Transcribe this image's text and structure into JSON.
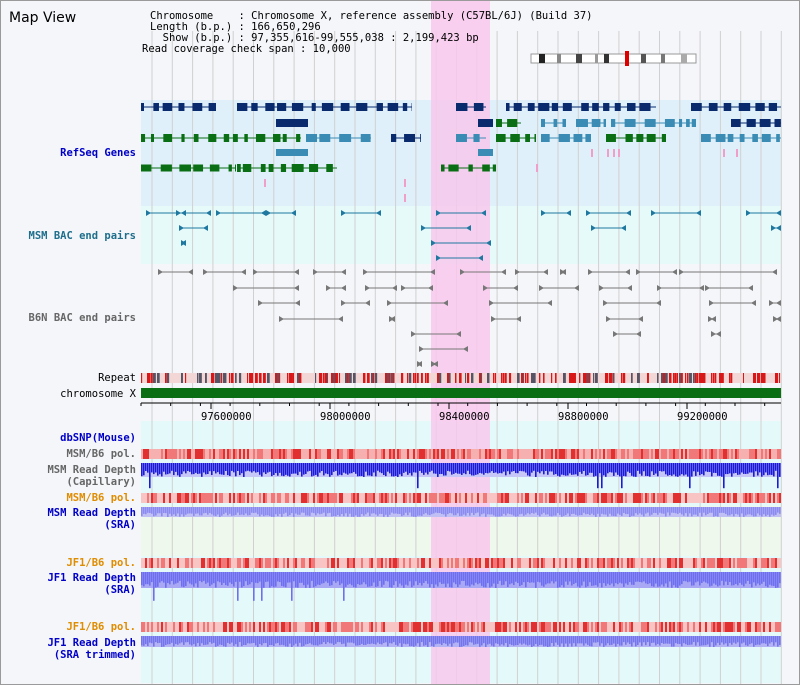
{
  "title": "Map View",
  "info": {
    "chromosome": "Chromosome    : Chromosome X, reference assembly (C57BL/6J) (Build 37)",
    "length": "Length (b.p.) : 166,650,296",
    "show": "  Show (b.p.) : 97,355,616-99,555,038 : 2,199,423 bp",
    "coverage": "Read coverage check span : 10,000"
  },
  "tracks": {
    "refseq": "RefSeq Genes",
    "msm_bac": "MSM BAC end pairs",
    "b6n_bac": "B6N BAC end pairs",
    "repeat": "Repeat",
    "chromosome": "chromosome X",
    "dbsnp": "dbSNP(Mouse)",
    "msm_b6_pol_1": "MSM/B6 pol.",
    "msm_read_depth_cap": "MSM Read Depth\n(Capillary)",
    "msm_b6_pol_2": "MSM/B6 pol.",
    "msm_read_depth_sra": "MSM Read Depth\n(SRA)",
    "jf1_b6_pol_1": "JF1/B6 pol.",
    "jf1_read_depth_sra": "JF1 Read Depth\n(SRA)",
    "jf1_b6_pol_2": "JF1/B6 pol.",
    "jf1_read_depth_trim": "JF1 Read Depth\n(SRA trimmed)"
  },
  "axis": {
    "ticks": [
      "97600000",
      "98000000",
      "98400000",
      "98800000",
      "99200000"
    ]
  },
  "colors": {
    "highlight": "#f8c8ec",
    "refseq_dark": "#0a2a6e",
    "refseq_mid": "#3a8cb4",
    "refseq_green": "#0a6e14",
    "chromosome_bar": "#0a6e14",
    "depth_blue": "#1a1ad8",
    "depth_light": "#6e6ef0"
  }
}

──────────────────────────────

**What the task asks:** A word-for-word reprint of the listing above is needed, minus the pictures.

**Solution:**
Transcribe this image's text and structure into JSON.
{
  "title": "Map View",
  "info": {
    "chromosome": "Chromosome    : Chromosome X, reference assembly (C57BL/6J) (Build 37)",
    "length": "Length (b.p.) : 166,650,296",
    "show": "  Show (b.p.) : 97,355,616-99,555,038 : 2,199,423 bp",
    "coverage": "Read coverage check span : 10,000"
  },
  "tracks": {
    "refseq": "RefSeq Genes",
    "msm_bac": "MSM BAC end pairs",
    "b6n_bac": "B6N BAC end pairs",
    "repeat": "Repeat",
    "chromosome": "chromosome X",
    "dbsnp": "dbSNP(Mouse)",
    "msm_b6_pol_1": "MSM/B6 pol.",
    "msm_read_depth_cap": "MSM Read Depth\n(Capillary)",
    "msm_b6_pol_2": "MSM/B6 pol.",
    "msm_read_depth_sra": "MSM Read Depth\n(SRA)",
    "jf1_b6_pol_1": "JF1/B6 pol.",
    "jf1_read_depth_sra": "JF1 Read Depth\n(SRA)",
    "jf1_b6_pol_2": "JF1/B6 pol.",
    "jf1_read_depth_trim": "JF1 Read Depth\n(SRA trimmed)"
  },
  "axis": {
    "ticks": [
      "97600000",
      "98000000",
      "98400000",
      "98800000",
      "99200000"
    ]
  },
  "colors": {
    "highlight": "#f8c8ec",
    "refseq_dark": "#0a2a6e",
    "refseq_mid": "#3a8cb4",
    "refseq_green": "#0a6e14",
    "chromosome_bar": "#0a6e14",
    "depth_blue": "#1a1ad8",
    "depth_light": "#6e6ef0"
  }
}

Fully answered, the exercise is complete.